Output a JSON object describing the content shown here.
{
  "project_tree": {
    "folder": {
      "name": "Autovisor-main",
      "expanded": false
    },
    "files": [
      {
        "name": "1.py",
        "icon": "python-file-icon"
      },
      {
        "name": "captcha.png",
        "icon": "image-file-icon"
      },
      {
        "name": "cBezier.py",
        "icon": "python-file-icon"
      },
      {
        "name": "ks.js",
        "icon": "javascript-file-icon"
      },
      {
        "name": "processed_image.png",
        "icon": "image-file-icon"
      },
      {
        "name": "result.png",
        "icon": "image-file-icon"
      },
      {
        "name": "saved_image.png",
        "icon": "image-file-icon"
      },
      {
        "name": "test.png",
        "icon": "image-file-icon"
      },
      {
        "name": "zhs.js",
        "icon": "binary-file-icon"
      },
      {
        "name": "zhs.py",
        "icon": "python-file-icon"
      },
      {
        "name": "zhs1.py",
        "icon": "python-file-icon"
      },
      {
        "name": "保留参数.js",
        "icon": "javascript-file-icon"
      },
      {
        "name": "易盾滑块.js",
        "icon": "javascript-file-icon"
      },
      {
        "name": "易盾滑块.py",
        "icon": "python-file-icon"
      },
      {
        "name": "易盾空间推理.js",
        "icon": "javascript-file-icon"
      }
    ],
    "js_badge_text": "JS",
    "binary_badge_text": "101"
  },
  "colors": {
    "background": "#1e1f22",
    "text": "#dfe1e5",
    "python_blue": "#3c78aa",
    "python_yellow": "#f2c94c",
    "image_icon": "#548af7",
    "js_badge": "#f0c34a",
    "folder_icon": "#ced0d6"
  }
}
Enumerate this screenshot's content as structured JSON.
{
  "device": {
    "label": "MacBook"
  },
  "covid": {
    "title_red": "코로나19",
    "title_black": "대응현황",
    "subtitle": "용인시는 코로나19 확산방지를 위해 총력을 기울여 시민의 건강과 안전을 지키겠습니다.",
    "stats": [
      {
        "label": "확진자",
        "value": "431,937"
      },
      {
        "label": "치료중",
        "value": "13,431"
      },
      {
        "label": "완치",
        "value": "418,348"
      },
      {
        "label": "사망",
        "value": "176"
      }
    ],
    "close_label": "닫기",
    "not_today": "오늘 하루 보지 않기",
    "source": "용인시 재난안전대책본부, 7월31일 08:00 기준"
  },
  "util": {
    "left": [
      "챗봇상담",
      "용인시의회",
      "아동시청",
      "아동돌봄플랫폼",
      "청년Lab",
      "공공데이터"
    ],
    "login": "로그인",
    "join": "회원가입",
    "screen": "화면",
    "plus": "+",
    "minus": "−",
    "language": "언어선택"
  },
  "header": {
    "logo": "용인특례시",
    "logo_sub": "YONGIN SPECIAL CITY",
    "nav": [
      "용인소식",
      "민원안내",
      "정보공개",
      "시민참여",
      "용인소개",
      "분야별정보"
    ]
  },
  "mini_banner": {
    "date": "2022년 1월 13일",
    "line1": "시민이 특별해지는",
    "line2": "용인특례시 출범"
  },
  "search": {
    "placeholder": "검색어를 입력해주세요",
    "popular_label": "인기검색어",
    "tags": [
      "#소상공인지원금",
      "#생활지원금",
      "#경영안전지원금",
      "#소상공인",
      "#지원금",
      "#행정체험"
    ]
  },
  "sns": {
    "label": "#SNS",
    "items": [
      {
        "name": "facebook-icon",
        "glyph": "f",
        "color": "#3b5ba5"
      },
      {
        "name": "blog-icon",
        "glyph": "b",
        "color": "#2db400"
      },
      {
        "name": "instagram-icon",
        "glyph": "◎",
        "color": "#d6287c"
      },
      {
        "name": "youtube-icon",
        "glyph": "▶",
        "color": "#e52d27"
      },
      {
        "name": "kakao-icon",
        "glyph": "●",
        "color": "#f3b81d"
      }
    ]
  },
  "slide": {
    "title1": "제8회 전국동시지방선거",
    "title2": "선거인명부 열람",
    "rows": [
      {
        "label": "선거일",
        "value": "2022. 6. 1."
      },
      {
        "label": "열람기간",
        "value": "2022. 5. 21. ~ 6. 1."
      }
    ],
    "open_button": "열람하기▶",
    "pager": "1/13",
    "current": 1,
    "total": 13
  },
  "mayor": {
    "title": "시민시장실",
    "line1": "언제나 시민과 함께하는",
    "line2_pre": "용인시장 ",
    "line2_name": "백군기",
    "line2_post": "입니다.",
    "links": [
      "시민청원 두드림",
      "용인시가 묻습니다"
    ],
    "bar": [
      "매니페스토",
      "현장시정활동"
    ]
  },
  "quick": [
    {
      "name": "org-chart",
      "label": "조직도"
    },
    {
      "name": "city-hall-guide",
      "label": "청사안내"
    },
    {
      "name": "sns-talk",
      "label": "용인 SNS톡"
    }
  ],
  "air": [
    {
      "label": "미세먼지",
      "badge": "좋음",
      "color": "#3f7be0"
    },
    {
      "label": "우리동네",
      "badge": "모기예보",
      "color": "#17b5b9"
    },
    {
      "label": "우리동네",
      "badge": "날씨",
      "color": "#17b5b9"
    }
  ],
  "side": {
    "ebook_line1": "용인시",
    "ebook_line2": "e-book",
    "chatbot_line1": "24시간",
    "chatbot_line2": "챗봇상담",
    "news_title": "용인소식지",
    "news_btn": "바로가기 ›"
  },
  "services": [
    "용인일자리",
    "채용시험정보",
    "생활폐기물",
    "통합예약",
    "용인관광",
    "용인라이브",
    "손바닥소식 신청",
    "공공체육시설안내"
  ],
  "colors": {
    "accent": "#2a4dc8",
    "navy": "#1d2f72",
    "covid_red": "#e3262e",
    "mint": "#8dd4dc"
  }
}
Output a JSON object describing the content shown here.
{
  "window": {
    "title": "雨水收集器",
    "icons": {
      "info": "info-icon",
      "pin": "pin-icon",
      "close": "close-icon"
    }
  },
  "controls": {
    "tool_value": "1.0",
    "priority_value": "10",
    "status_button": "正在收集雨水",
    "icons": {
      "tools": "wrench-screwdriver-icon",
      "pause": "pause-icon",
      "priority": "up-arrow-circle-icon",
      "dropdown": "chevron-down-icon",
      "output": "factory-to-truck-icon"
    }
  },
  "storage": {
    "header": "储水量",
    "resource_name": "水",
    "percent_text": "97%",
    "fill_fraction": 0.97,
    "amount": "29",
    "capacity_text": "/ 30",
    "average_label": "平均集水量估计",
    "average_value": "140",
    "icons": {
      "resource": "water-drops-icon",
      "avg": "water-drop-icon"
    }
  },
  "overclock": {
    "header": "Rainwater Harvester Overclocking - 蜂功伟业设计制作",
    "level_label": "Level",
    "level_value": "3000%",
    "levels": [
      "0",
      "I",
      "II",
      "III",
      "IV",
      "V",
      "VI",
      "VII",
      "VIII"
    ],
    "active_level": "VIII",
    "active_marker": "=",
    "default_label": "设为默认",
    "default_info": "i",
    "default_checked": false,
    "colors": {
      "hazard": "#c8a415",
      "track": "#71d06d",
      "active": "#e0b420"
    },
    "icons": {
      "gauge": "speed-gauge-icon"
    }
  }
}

........

• _PROBLEM STATEMENT_: Set down the entries above again, word for word.

• _FULL ANSWER_:
Output a JSON object describing the content shown here.
{
  "project_tree": {
    "folder": {
      "name": "Autovisor-main",
      "expanded": false
    },
    "files": [
      {
        "name": "1.py",
        "icon": "python-file-icon"
      },
      {
        "name": "captcha.png",
        "icon": "image-file-icon"
      },
      {
        "name": "cBezier.py",
        "icon": "python-file-icon"
      },
      {
        "name": "ks.js",
        "icon": "javascript-file-icon"
      },
      {
        "name": "processed_image.png",
        "icon": "image-file-icon"
      },
      {
        "name": "result.png",
        "icon": "image-file-icon"
      },
      {
        "name": "saved_image.png",
        "icon": "image-file-icon"
      },
      {
        "name": "test.png",
        "icon": "image-file-icon"
      },
      {
        "name": "zhs.js",
        "icon": "binary-file-icon"
      },
      {
        "name": "zhs.py",
        "icon": "python-file-icon"
      },
      {
        "name": "zhs1.py",
        "icon": "python-file-icon"
      },
      {
        "name": "保留参数.js",
        "icon": "javascript-file-icon"
      },
      {
        "name": "易盾滑块.js",
        "icon": "javascript-file-icon"
      },
      {
        "name": "易盾滑块.py",
        "icon": "python-file-icon"
      },
      {
        "name": "易盾空间推理.js",
        "icon": "javascript-file-icon"
      }
    ],
    "js_badge_text": "JS",
    "binary_badge_text": "101"
  },
  "colors": {
    "background": "#1e1f22",
    "text": "#dfe1e5",
    "python_blue": "#3c78aa",
    "python_yellow": "#f2c94c",
    "image_icon": "#548af7",
    "js_badge": "#f0c34a",
    "folder_icon": "#ced0d6"
  }
}
Enumerate this screenshot's content as structured JSON.
{
  "device": {
    "label": "MacBook"
  },
  "covid": {
    "title_red": "코로나19",
    "title_black": "대응현황",
    "subtitle": "용인시는 코로나19 확산방지를 위해 총력을 기울여 시민의 건강과 안전을 지키겠습니다.",
    "stats": [
      {
        "label": "확진자",
        "value": "431,937"
      },
      {
        "label": "치료중",
        "value": "13,431"
      },
      {
        "label": "완치",
        "value": "418,348"
      },
      {
        "label": "사망",
        "value": "176"
      }
    ],
    "close_label": "닫기",
    "not_today": "오늘 하루 보지 않기",
    "source": "용인시 재난안전대책본부, 7월31일 08:00 기준"
  },
  "util": {
    "left": [
      "챗봇상담",
      "용인시의회",
      "아동시청",
      "아동돌봄플랫폼",
      "청년Lab",
      "공공데이터"
    ],
    "login": "로그인",
    "join": "회원가입",
    "screen": "화면",
    "plus": "+",
    "minus": "−",
    "language": "언어선택"
  },
  "header": {
    "logo": "용인특례시",
    "logo_sub": "YONGIN SPECIAL CITY",
    "nav": [
      "용인소식",
      "민원안내",
      "정보공개",
      "시민참여",
      "용인소개",
      "분야별정보"
    ]
  },
  "mini_banner": {
    "date": "2022년 1월 13일",
    "line1": "시민이 특별해지는",
    "line2": "용인특례시 출범"
  },
  "search": {
    "placeholder": "검색어를 입력해주세요",
    "popular_label": "인기검색어",
    "tags": [
      "#소상공인지원금",
      "#생활지원금",
      "#경영안전지원금",
      "#소상공인",
      "#지원금",
      "#행정체험"
    ]
  },
  "sns": {
    "label": "#SNS",
    "items": [
      {
        "name": "facebook-icon",
        "glyph": "f",
        "color": "#3b5ba5"
      },
      {
        "name": "blog-icon",
        "glyph": "b",
        "color": "#2db400"
      },
      {
        "name": "instagram-icon",
        "glyph": "◎",
        "color": "#d6287c"
      },
      {
        "name": "youtube-icon",
        "glyph": "▶",
        "color": "#e52d27"
      },
      {
        "name": "kakao-icon",
        "glyph": "●",
        "color": "#f3b81d"
      }
    ]
  },
  "slide": {
    "title1": "제8회 전국동시지방선거",
    "title2": "선거인명부 열람",
    "rows": [
      {
        "label": "선거일",
        "value": "2022. 6. 1."
      },
      {
        "label": "열람기간",
        "value": "2022. 5. 21. ~ 6. 1."
      }
    ],
    "open_button": "열람하기▶",
    "pager": "1/13",
    "current": 1,
    "total": 13
  },
  "mayor": {
    "title": "시민시장실",
    "line1": "언제나 시민과 함께하는",
    "line2_pre": "용인시장 ",
    "line2_name": "백군기",
    "line2_post": "입니다.",
    "links": [
      "시민청원 두드림",
      "용인시가 묻습니다"
    ],
    "bar": [
      "매니페스토",
      "현장시정활동"
    ]
  },
  "quick": [
    {
      "name": "org-chart",
      "label": "조직도"
    },
    {
      "name": "city-hall-guide",
      "label": "청사안내"
    },
    {
      "name": "sns-talk",
      "label": "용인 SNS톡"
    }
  ],
  "air": [
    {
      "label": "미세먼지",
      "badge": "좋음",
      "color": "#3f7be0"
    },
    {
      "label": "우리동네",
      "badge": "모기예보",
      "color": "#17b5b9"
    },
    {
      "label": "우리동네",
      "badge": "날씨",
      "color": "#17b5b9"
    }
  ],
  "side": {
    "ebook_line1": "용인시",
    "ebook_line2": "e-book",
    "chatbot_line1": "24시간",
    "chatbot_line2": "챗봇상담",
    "news_title": "용인소식지",
    "news_btn": "바로가기 ›"
  },
  "services": [
    "용인일자리",
    "채용시험정보",
    "생활폐기물",
    "통합예약",
    "용인관광",
    "용인라이브",
    "손바닥소식 신청",
    "공공체육시설안내"
  ],
  "colors": {
    "accent": "#2a4dc8",
    "navy": "#1d2f72",
    "covid_red": "#e3262e",
    "mint": "#8dd4dc"
  }
}
Output a JSON object describing the content shown here.
{
  "window": {
    "title": "雨水收集器",
    "icons": {
      "info": "info-icon",
      "pin": "pin-icon",
      "close": "close-icon"
    }
  },
  "controls": {
    "tool_value": "1.0",
    "priority_value": "10",
    "status_button": "正在收集雨水",
    "icons": {
      "tools": "wrench-screwdriver-icon",
      "pause": "pause-icon",
      "priority": "up-arrow-circle-icon",
      "dropdown": "chevron-down-icon",
      "output": "factory-to-truck-icon"
    }
  },
  "storage": {
    "header": "储水量",
    "resource_name": "水",
    "percent_text": "97%",
    "fill_fraction": 0.97,
    "amount": "29",
    "capacity_text": "/ 30",
    "average_label": "平均集水量估计",
    "average_value": "140",
    "icons": {
      "resource": "water-drops-icon",
      "avg": "water-drop-icon"
    }
  },
  "overclock": {
    "header": "Rainwater Harvester Overclocking - 蜂功伟业设计制作",
    "level_label": "Level",
    "level_value": "3000%",
    "levels": [
      "0",
      "I",
      "II",
      "III",
      "IV",
      "V",
      "VI",
      "VII",
      "VIII"
    ],
    "active_level": "VIII",
    "active_marker": "=",
    "default_label": "设为默认",
    "default_info": "i",
    "default_checked": false,
    "colors": {
      "hazard": "#c8a415",
      "track": "#71d06d",
      "active": "#e0b420"
    },
    "icons": {
      "gauge": "speed-gauge-icon"
    }
  }
}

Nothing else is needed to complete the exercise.